### Extrait choisi
Toutefois, comme nous l’avons montré, le volume total de mésinformation diffusée a augmenté de 28% en 2026 par rapport à 2025. La quantité totale de mésinformation à laquelle l’audience a pu être exposée n’a donc pas diminué.

Comme le montre la Figure 2, même dans les médias où les propos trompeurs sur le climat sont particulièrement fréquents (Sud Radio, CNews, Europe 1, RMC et LCI), l’augmentation de la couverture médiatique consacrée au climat s’accompagne d’une diminution du taux de mésinformation. BFM TV constitue toutefois une exception, avec une hausse de ce taux en 2026.
En comparant ces taux de mésinformation avec le temps d’antenne consacré à la couverture des enjeux environnementaux (voir figure ci-dessous), on observe, comme dans les précédentes analyses, une relation inverse entre le volume de couverture et la quantité de mésinformation diffusée : plus une chaîne consacre de temps aux enjeux environnementaux, moins elle diffuse de cas de mésinformation.

La mésinformation ne s’arrête pas aux intervenants invités dans les médias
Le profil des locuteurs recensés par l’OMÉ apporte un éclairage complémentaire sur les sources de la mésinformation climatique diffusée. Les personnalités politiques représentent 31 % des cas, les invités 27 %, les journalistes 20 %, les chroniqueurs 19 % et l’audience 3 %. Ces proportions restent globalement stables par rapport aux analyses précédentes.
Si les deux tiers des cas de mésinformation sont attribués à des personnes invitées à intervenir dans les médias (en incluant les politiques), une part non négligeable implique donc directement des professionnels de l’information et du commentaire. Journalistes et chroniqueurs représentent à eux seuls 39 % des cas recensés. Parmi les cas attribués à des journalistes, 70 % sont recensés exclusivement sur CNews et Europe 1.
Deux tendances apparaissent en 2026
L’augmentation de la visibilité du changement climatique dans les médias ne se mesure pas uniquement à l’ampleur de sa couverture, mais aussi à la qualité des informations qui l’accompagnent. Le premier semestre 2026 illustre à ce sujet un double mouvement.

[Enregistrements issus d'une collection]
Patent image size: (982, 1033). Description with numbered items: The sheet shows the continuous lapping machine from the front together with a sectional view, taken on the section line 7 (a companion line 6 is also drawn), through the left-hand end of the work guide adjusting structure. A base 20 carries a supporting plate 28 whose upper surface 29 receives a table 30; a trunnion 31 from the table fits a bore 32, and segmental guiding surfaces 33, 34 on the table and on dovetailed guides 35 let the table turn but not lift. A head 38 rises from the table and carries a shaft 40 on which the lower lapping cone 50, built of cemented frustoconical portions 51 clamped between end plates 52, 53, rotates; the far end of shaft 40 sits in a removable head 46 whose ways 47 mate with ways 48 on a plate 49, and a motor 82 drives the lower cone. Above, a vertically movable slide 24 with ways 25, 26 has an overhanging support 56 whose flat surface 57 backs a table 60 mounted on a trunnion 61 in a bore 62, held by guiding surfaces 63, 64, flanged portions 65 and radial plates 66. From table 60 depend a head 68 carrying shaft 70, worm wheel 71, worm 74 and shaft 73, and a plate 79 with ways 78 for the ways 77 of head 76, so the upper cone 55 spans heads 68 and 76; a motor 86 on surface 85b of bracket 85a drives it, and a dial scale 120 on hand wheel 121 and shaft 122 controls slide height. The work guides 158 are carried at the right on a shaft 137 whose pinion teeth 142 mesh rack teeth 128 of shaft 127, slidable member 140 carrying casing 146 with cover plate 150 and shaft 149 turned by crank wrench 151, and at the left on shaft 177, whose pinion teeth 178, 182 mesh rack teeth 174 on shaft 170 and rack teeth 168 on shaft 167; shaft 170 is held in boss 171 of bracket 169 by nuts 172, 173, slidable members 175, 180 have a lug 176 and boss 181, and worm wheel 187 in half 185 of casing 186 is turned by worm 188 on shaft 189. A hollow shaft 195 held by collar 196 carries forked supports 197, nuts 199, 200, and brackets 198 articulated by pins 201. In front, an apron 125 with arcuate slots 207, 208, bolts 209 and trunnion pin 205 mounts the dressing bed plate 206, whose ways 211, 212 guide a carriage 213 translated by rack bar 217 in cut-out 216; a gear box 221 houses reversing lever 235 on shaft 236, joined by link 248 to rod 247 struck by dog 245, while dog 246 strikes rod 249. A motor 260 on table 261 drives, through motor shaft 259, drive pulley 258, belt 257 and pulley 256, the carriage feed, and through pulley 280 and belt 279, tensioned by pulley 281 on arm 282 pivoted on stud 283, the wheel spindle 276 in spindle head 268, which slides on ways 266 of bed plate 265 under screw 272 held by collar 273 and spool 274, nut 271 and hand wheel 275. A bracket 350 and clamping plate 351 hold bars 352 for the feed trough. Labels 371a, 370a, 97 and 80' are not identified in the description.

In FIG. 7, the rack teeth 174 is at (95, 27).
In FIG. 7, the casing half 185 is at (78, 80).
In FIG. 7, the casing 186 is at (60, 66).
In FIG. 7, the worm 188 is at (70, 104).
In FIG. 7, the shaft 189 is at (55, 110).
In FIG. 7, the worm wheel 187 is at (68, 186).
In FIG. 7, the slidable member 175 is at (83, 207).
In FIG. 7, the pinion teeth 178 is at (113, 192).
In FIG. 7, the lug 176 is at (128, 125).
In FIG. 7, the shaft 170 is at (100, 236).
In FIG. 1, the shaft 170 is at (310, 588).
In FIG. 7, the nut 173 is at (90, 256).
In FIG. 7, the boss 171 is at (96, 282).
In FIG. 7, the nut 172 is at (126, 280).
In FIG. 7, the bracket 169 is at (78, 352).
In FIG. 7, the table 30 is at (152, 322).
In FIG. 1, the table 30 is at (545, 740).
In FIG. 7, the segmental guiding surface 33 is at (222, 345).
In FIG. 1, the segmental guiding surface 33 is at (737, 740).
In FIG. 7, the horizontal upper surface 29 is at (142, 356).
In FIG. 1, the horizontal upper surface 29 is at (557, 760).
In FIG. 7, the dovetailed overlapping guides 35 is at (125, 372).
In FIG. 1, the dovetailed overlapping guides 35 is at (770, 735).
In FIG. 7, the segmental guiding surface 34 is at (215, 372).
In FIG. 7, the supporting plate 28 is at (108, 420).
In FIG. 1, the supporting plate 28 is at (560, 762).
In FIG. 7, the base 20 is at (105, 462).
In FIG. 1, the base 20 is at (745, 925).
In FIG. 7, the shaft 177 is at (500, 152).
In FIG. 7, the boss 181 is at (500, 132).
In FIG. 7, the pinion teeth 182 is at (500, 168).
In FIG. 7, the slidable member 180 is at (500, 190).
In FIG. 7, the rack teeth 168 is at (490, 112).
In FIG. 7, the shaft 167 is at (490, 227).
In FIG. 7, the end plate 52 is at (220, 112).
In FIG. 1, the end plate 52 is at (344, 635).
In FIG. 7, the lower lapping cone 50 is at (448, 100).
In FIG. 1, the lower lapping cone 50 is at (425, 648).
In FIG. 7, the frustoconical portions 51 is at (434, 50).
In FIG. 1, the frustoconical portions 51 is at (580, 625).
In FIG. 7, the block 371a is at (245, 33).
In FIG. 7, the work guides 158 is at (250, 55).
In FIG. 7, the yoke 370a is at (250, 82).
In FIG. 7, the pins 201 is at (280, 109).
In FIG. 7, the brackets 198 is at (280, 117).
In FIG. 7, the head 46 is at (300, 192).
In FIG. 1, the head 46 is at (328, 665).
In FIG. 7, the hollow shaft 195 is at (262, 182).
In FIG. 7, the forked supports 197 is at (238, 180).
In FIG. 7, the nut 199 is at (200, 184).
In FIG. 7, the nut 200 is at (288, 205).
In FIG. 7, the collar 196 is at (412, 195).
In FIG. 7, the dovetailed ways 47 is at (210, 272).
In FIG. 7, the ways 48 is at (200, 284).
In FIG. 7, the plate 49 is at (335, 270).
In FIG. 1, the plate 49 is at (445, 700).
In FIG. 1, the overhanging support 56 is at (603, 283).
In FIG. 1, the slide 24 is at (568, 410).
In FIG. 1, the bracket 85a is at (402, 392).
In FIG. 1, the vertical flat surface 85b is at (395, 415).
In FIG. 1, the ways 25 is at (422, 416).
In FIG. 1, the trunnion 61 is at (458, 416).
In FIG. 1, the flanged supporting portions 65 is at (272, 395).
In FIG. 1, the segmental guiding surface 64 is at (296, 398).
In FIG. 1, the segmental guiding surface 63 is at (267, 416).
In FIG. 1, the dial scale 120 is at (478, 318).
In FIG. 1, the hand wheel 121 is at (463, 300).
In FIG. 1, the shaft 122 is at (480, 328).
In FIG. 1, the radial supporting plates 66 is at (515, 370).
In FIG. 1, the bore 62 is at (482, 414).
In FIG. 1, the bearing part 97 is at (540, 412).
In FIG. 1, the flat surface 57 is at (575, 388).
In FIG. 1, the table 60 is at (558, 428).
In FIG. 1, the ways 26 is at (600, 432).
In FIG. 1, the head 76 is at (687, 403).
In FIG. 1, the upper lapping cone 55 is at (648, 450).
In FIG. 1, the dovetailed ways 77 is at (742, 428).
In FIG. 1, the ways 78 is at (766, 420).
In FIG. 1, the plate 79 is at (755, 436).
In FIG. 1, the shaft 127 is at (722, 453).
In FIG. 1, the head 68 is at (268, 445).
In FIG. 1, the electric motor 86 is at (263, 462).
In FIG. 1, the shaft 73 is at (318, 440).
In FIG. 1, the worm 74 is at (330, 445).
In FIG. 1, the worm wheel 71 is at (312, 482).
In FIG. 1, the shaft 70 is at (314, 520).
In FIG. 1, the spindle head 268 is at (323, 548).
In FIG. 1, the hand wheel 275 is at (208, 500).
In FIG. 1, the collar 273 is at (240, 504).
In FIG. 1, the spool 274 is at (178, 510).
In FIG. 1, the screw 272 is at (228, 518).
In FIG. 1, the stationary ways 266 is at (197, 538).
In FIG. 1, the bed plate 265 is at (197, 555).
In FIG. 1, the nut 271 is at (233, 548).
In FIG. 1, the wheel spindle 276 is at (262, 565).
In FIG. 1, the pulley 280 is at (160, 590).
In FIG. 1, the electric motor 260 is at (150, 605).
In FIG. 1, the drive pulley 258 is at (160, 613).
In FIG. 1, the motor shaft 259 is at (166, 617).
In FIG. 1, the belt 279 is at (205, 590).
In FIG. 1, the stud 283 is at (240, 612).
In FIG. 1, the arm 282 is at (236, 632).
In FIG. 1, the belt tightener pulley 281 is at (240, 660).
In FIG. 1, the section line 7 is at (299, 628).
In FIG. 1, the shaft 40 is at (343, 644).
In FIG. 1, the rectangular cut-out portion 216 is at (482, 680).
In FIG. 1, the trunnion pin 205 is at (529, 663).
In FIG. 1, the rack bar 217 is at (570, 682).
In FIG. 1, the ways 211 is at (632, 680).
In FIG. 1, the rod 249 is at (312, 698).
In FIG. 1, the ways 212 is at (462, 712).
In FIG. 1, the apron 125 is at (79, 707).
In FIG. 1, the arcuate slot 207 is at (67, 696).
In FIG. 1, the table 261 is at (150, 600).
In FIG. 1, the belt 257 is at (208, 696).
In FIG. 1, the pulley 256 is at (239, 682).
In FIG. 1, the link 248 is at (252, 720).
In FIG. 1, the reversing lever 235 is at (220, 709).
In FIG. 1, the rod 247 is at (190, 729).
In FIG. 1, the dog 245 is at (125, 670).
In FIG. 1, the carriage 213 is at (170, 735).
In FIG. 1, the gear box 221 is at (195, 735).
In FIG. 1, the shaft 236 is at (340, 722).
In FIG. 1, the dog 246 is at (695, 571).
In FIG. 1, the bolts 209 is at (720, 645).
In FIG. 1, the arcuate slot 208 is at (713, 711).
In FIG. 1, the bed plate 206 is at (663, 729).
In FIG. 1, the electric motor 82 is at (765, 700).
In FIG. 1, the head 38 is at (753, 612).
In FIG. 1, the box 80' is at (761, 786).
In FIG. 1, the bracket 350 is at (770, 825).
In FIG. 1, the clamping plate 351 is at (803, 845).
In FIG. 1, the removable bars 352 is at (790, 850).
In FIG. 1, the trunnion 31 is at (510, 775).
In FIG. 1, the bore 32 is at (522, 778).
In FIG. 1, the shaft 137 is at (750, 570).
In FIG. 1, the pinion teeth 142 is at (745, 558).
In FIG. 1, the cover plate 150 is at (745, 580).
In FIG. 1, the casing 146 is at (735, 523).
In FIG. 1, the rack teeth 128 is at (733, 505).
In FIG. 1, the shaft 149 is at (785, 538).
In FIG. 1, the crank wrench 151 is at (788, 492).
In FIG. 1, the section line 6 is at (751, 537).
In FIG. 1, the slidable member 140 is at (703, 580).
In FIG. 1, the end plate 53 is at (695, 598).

### Exercices
[1] Modifiez le passage de l'extrait choisi allant de « La mésinformation ne » jusqu'à « aux analyses précédentes. » inclus, en remplaçant « locuteurs » par « orateurs ».
[2] D'après l'extrait choisi, quelle part des cas de mésinformation est attribuée aux personnalités politiques ?
Les lignes ne jouent aucun rôle dans ce travail.

### Résultats des exercices
[1]
La mésinformation ne s’arrête pas aux intervenants invités dans les médias
Le profil des orateurs recensés par l’OMÉ apporte un éclairage complémentaire sur les sources de la mésinformation climatique diffusée. Les personnalités politiques représentent 31 % des cas, les invités 27 %, les journalistes 20 %, les chroniqueurs 19 % et l’audience 3 %. Ces proportions restent globalement stables par rapport aux analyses précédentes.

[2] 31 % des cas.